● **Problem to solve**
Locate the string "elastic" in the listing below. Copy every line where it is found.

[Extracts from a graphics dataset]
[START]
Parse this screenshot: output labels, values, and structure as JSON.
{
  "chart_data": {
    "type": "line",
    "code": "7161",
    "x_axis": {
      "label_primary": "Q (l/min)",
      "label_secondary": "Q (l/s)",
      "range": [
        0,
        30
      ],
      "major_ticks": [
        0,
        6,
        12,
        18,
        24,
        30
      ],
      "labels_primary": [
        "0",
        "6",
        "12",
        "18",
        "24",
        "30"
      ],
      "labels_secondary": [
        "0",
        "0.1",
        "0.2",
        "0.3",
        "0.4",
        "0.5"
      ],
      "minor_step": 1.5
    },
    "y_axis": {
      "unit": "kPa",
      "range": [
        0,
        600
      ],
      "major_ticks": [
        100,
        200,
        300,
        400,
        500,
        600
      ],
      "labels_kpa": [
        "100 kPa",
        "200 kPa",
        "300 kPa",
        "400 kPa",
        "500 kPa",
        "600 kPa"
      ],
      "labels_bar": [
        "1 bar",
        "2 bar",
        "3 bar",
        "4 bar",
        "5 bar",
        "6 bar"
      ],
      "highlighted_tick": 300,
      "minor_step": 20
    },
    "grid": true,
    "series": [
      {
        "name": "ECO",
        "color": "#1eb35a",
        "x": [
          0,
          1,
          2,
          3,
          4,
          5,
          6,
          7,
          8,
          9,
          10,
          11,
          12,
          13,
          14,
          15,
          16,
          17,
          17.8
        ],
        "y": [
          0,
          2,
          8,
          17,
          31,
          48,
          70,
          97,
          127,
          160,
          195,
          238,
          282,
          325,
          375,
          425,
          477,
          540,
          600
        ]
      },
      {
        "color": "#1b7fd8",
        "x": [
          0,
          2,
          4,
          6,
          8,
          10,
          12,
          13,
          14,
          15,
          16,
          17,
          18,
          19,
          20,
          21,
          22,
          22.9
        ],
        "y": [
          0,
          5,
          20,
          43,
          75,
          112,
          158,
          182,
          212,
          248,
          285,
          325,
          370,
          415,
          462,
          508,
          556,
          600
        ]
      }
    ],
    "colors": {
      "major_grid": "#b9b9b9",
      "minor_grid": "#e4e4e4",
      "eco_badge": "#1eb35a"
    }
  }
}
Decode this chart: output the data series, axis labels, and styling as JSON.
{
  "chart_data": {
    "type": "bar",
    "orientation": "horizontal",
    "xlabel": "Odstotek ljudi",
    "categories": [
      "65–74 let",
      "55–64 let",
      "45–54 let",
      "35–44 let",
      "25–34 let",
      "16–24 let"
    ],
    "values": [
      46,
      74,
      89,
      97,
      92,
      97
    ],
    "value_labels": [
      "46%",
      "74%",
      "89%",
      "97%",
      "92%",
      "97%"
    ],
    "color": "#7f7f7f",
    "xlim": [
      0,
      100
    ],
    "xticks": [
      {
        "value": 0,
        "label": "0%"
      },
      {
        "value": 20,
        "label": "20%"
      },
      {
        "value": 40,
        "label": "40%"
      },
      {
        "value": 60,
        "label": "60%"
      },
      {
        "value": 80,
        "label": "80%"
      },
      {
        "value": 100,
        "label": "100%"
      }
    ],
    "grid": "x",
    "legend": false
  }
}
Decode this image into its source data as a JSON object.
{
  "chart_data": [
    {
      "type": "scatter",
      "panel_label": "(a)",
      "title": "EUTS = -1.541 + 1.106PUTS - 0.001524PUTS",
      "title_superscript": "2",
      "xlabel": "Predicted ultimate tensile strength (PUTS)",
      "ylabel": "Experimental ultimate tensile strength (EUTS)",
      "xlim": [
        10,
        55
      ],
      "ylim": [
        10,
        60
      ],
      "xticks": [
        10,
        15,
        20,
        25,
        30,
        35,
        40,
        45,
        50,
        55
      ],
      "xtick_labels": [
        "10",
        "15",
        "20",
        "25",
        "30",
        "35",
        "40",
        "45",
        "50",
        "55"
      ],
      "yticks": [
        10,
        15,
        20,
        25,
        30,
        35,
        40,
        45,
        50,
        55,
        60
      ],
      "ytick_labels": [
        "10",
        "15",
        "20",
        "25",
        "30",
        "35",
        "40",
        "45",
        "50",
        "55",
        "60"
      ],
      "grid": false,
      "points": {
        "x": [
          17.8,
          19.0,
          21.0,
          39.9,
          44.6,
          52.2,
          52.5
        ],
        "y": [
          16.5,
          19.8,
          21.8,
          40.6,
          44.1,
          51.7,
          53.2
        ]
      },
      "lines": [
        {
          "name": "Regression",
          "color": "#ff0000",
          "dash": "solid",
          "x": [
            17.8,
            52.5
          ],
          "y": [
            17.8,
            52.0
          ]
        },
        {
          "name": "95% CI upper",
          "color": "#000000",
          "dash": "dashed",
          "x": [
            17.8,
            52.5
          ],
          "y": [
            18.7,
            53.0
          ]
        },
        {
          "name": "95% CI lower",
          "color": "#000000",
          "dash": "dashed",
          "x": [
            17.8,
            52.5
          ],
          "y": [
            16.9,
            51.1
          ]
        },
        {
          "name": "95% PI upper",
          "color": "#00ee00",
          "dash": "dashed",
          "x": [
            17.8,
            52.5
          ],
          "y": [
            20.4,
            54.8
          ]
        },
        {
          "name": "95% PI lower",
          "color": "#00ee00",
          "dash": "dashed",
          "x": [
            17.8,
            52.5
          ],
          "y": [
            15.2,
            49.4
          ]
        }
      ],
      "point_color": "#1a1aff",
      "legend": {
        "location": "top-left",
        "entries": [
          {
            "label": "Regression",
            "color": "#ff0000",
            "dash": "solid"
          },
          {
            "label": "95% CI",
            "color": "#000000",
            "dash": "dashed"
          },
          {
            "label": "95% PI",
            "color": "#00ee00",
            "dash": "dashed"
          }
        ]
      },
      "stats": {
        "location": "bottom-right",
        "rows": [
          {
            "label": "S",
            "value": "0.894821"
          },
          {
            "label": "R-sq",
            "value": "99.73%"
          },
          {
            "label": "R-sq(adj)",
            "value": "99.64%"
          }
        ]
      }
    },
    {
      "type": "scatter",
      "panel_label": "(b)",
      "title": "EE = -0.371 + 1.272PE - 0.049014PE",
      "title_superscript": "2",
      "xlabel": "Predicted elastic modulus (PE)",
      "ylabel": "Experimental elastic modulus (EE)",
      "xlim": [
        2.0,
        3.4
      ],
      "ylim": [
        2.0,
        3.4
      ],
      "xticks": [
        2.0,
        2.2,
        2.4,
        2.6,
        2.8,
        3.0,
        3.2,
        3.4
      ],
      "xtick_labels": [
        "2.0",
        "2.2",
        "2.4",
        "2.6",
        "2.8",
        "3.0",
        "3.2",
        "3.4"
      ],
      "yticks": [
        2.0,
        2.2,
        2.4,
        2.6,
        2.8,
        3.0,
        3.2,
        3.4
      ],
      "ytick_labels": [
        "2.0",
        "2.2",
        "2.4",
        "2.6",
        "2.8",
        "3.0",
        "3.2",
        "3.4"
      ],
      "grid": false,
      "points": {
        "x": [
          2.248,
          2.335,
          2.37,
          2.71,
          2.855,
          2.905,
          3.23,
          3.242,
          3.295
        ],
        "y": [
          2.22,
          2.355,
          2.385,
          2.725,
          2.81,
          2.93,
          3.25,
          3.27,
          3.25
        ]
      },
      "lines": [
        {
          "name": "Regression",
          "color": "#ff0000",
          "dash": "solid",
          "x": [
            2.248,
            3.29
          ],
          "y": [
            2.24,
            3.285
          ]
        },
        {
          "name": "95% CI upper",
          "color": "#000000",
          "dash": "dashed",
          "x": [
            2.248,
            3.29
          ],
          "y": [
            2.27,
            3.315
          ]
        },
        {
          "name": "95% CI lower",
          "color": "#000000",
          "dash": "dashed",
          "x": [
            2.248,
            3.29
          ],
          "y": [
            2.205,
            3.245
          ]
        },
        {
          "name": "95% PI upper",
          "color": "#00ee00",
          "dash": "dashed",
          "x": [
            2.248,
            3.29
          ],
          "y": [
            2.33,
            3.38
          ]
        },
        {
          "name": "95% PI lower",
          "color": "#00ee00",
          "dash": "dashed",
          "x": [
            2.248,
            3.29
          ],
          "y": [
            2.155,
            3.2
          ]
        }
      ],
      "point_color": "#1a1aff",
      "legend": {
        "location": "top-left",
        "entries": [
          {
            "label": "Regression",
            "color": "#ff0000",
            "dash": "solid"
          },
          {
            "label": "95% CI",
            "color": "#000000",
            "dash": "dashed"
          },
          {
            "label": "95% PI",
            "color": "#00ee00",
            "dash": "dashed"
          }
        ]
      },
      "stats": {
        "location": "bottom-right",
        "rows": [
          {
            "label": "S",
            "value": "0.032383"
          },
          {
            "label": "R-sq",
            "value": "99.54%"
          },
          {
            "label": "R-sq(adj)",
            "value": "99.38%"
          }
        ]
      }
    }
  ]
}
[END]
● **Response to this exercise**
      "xlabel": "Predicted elastic modulus (PE)",
      "ylabel": "Experimental elastic modulus (EE)",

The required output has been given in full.